• _Listing_
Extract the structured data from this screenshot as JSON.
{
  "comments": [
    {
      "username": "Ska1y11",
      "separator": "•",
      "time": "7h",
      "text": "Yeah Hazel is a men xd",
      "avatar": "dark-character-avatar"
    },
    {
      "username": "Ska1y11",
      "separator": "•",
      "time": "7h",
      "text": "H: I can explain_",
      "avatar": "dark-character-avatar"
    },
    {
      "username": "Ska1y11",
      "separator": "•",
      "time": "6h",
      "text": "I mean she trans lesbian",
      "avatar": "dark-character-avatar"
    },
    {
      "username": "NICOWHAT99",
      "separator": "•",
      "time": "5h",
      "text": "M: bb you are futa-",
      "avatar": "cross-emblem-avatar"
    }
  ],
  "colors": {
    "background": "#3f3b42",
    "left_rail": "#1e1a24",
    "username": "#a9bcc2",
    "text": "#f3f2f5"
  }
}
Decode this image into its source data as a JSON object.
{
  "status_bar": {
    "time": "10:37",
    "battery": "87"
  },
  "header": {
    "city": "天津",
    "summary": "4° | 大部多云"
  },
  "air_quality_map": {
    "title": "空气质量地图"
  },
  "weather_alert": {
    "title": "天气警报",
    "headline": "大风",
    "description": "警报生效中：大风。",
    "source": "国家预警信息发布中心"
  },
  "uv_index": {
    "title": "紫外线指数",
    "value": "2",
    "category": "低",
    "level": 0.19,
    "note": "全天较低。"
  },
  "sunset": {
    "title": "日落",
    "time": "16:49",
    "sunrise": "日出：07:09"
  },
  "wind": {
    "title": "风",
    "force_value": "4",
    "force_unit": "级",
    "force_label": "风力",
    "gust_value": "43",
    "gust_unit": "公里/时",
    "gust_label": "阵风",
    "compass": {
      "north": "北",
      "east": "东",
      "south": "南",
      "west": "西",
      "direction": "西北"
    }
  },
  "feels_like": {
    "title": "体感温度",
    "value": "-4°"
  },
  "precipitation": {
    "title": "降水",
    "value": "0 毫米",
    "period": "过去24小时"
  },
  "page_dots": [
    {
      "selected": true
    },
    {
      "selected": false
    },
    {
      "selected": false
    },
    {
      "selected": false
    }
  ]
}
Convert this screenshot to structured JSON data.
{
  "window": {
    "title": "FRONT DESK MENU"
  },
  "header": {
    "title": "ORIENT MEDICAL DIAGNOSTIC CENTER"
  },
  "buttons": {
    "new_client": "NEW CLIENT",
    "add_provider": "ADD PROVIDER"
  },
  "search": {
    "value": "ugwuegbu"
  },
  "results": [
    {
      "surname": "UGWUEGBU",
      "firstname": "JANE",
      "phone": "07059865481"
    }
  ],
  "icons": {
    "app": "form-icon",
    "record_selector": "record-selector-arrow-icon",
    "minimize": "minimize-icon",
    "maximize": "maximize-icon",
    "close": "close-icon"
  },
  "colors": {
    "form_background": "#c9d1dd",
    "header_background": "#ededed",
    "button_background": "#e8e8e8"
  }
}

• _Given exercise_
Extract all of the data above and output it character for character.

• _Written response_
Extract the structured data from this screenshot as JSON.
{
  "comments": [
    {
      "username": "Ska1y11",
      "separator": "•",
      "time": "7h",
      "text": "Yeah Hazel is a men xd",
      "avatar": "dark-character-avatar"
    },
    {
      "username": "Ska1y11",
      "separator": "•",
      "time": "7h",
      "text": "H: I can explain_",
      "avatar": "dark-character-avatar"
    },
    {
      "username": "Ska1y11",
      "separator": "•",
      "time": "6h",
      "text": "I mean she trans lesbian",
      "avatar": "dark-character-avatar"
    },
    {
      "username": "NICOWHAT99",
      "separator": "•",
      "time": "5h",
      "text": "M: bb you are futa-",
      "avatar": "cross-emblem-avatar"
    }
  ],
  "colors": {
    "background": "#3f3b42",
    "left_rail": "#1e1a24",
    "username": "#a9bcc2",
    "text": "#f3f2f5"
  }
}
Decode this image into its source data as a JSON object.
{
  "status_bar": {
    "time": "10:37",
    "battery": "87"
  },
  "header": {
    "city": "天津",
    "summary": "4° | 大部多云"
  },
  "air_quality_map": {
    "title": "空气质量地图"
  },
  "weather_alert": {
    "title": "天气警报",
    "headline": "大风",
    "description": "警报生效中：大风。",
    "source": "国家预警信息发布中心"
  },
  "uv_index": {
    "title": "紫外线指数",
    "value": "2",
    "category": "低",
    "level": 0.19,
    "note": "全天较低。"
  },
  "sunset": {
    "title": "日落",
    "time": "16:49",
    "sunrise": "日出：07:09"
  },
  "wind": {
    "title": "风",
    "force_value": "4",
    "force_unit": "级",
    "force_label": "风力",
    "gust_value": "43",
    "gust_unit": "公里/时",
    "gust_label": "阵风",
    "compass": {
      "north": "北",
      "east": "东",
      "south": "南",
      "west": "西",
      "direction": "西北"
    }
  },
  "feels_like": {
    "title": "体感温度",
    "value": "-4°"
  },
  "precipitation": {
    "title": "降水",
    "value": "0 毫米",
    "period": "过去24小时"
  },
  "page_dots": [
    {
      "selected": true
    },
    {
      "selected": false
    },
    {
      "selected": false
    },
    {
      "selected": false
    }
  ]
}
Convert this screenshot to structured JSON data.
{
  "window": {
    "title": "FRONT DESK MENU"
  },
  "header": {
    "title": "ORIENT MEDICAL DIAGNOSTIC CENTER"
  },
  "buttons": {
    "new_client": "NEW CLIENT",
    "add_provider": "ADD PROVIDER"
  },
  "search": {
    "value": "ugwuegbu"
  },
  "results": [
    {
      "surname": "UGWUEGBU",
      "firstname": "JANE",
      "phone": "07059865481"
    }
  ],
  "icons": {
    "app": "form-icon",
    "record_selector": "record-selector-arrow-icon",
    "minimize": "minimize-icon",
    "maximize": "maximize-icon",
    "close": "close-icon"
  },
  "colors": {
    "form_background": "#c9d1dd",
    "header_background": "#ededed",
    "button_background": "#e8e8e8"
  }
}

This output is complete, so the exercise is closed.